## Begin

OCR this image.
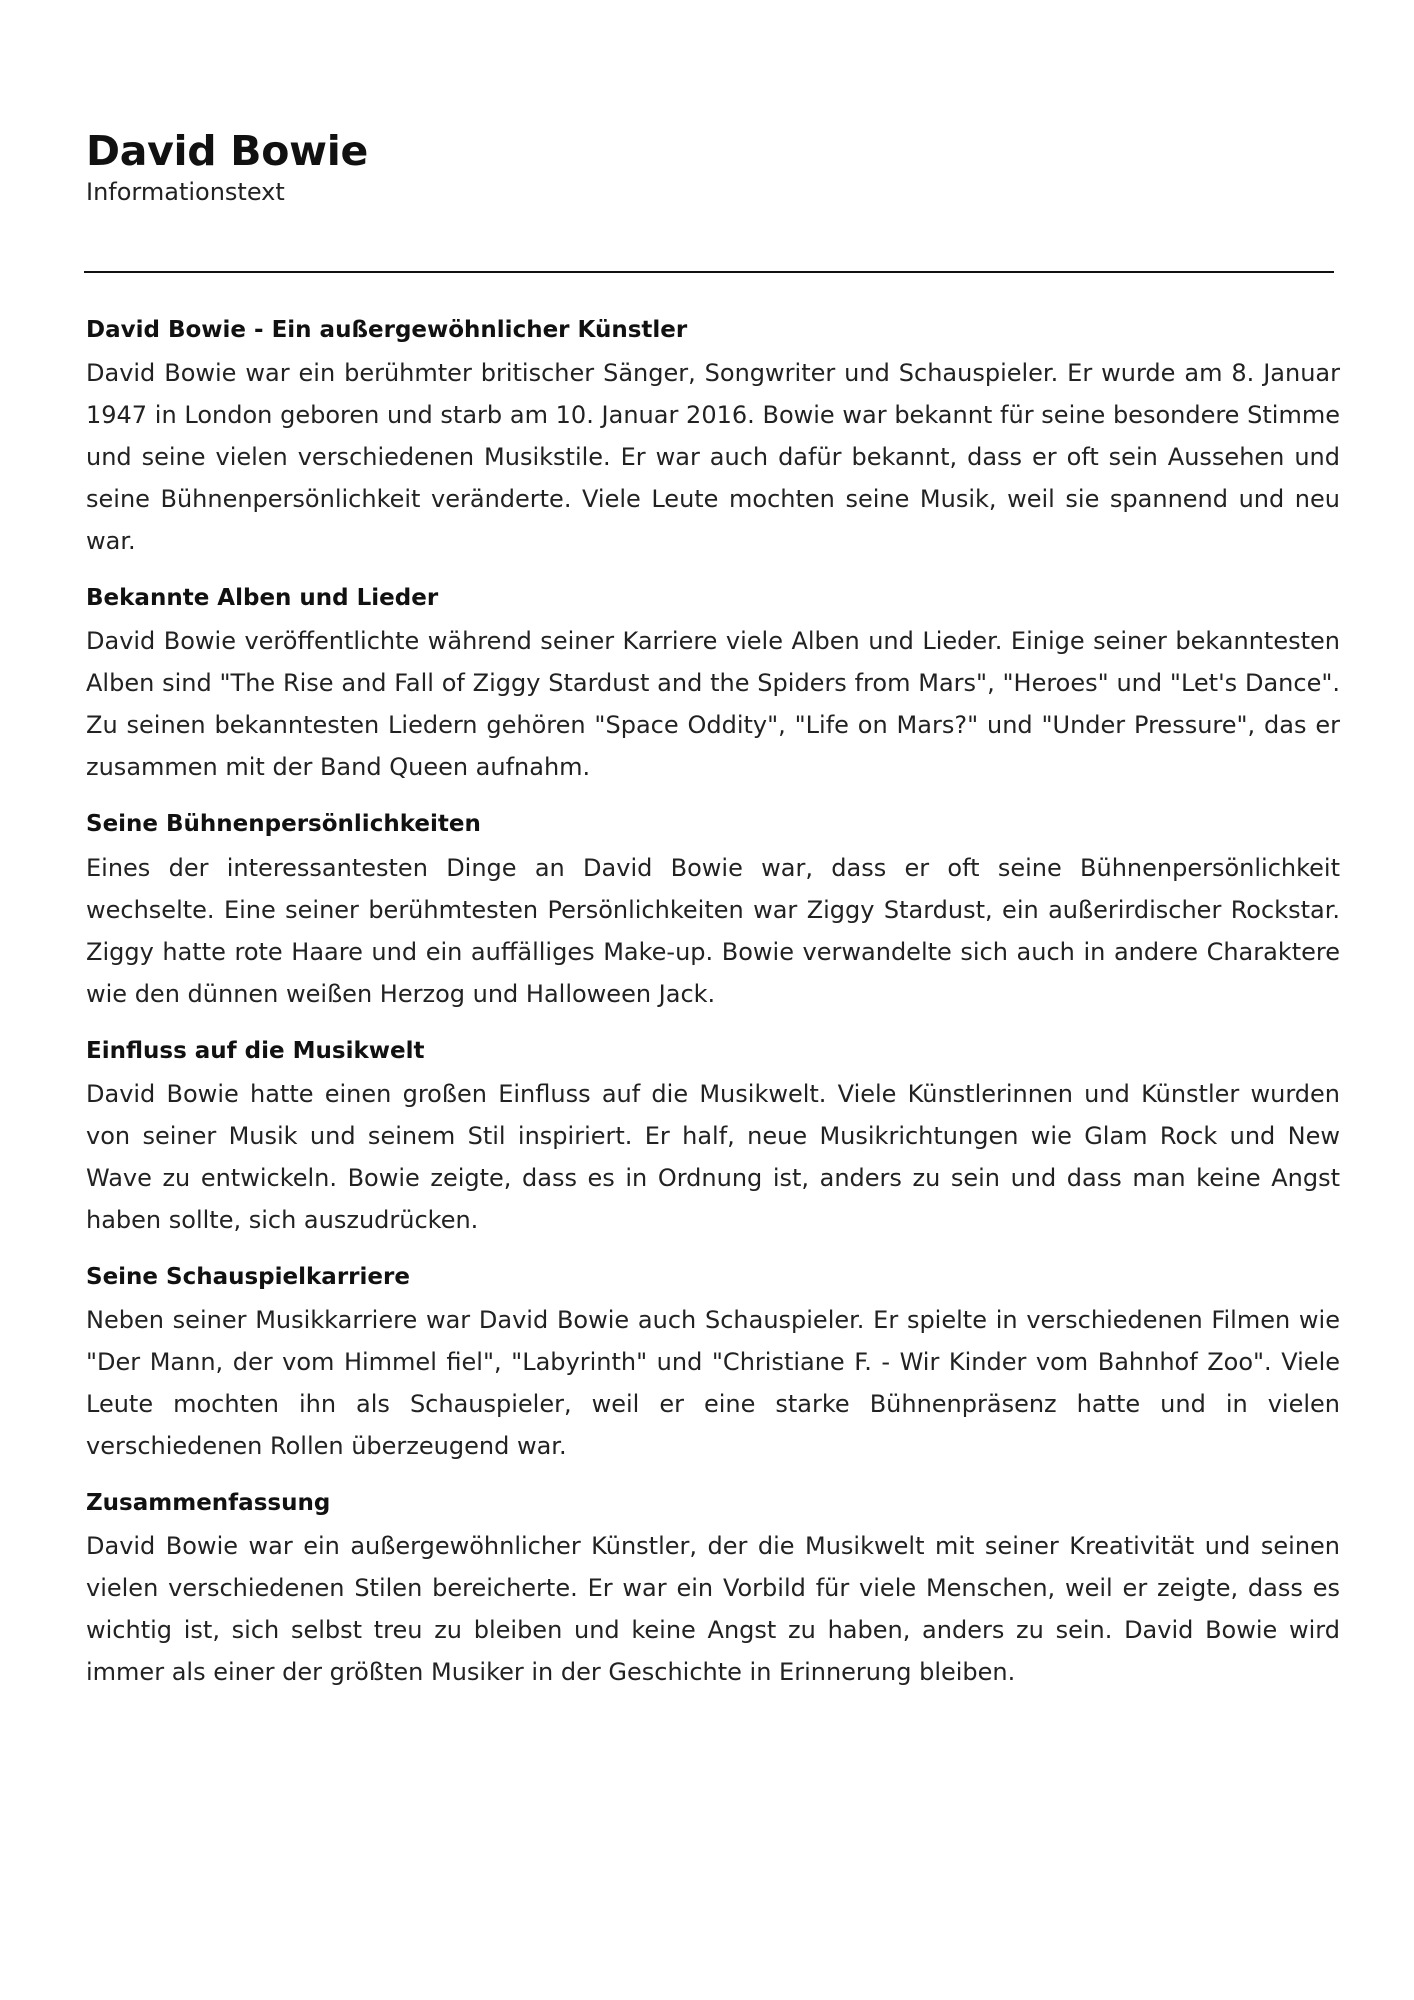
David Bowie
Informationstext
David Bowie - Ein außergewöhnlicher Künstler

David Bowie war ein berühmter britischer Sänger, Songwriter und Schauspieler. Er wurde am 8. Januar 1947 in London geboren und starb am 10. Januar 2016. Bowie war bekannt für seine besondere Stimme und seine vielen verschiedenen Musikstile. Er war auch dafür bekannt, dass er oft sein Aussehen und seine Bühnenpersönlichkeit veränderte. Viele Leute mochten seine Musik, weil sie spannend und neu war.

Bekannte Alben und Lieder

David Bowie veröffentlichte während seiner Karriere viele Alben und Lieder. Einige seiner bekanntesten Alben sind "The Rise and Fall of Ziggy Stardust and the Spiders from Mars", "Heroes" und "Let's Dance". Zu seinen bekanntesten Liedern gehören "Space Oddity", "Life on Mars?" und "Under Pressure", das er zusammen mit der Band Queen aufnahm.

Seine Bühnenpersönlichkeiten

Eines der interessantesten Dinge an David Bowie war, dass er oft seine Bühnenpersönlichkeit wechselte. Eine seiner berühmtesten Persönlichkeiten war Ziggy Stardust, ein außerirdischer Rockstar. Ziggy hatte rote Haare und ein auffälliges Make-up. Bowie verwandelte sich auch in andere Charaktere wie den dünnen weißen Herzog und Halloween Jack.

Einfluss auf die Musikwelt

David Bowie hatte einen großen Einfluss auf die Musikwelt. Viele Künstlerinnen und Künstler wurden von seiner Musik und seinem Stil inspiriert. Er half, neue Musikrichtungen wie Glam Rock und New Wave zu entwickeln. Bowie zeigte, dass es in Ordnung ist, anders zu sein und dass man keine Angst haben sollte, sich auszudrücken.

Seine Schauspielkarriere

Neben seiner Musikkarriere war David Bowie auch Schauspieler. Er spielte in verschiedenen Filmen wie "Der Mann, der vom Himmel fiel", "Labyrinth" und "Christiane F. - Wir Kinder vom Bahnhof Zoo". Viele Leute mochten ihn als Schauspieler, weil er eine starke Bühnenpräsenz hatte und in vielen verschiedenen Rollen überzeugend war.

Zusammenfassung

David Bowie war ein außergewöhnlicher Künstler, der die Musikwelt mit seiner Kreativität und seinen vielen verschiedenen Stilen bereicherte. Er war ein Vorbild für viele Menschen, weil er zeigte, dass es wichtig ist, sich selbst treu zu bleiben und keine Angst zu haben, anders zu sein. David Bowie wird immer als einer der größten Musiker in der Geschichte in Erinnerung bleiben.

## End

Exercise prompt:
Count every line bearing the word "sich"; report the total only.

Task solution:
3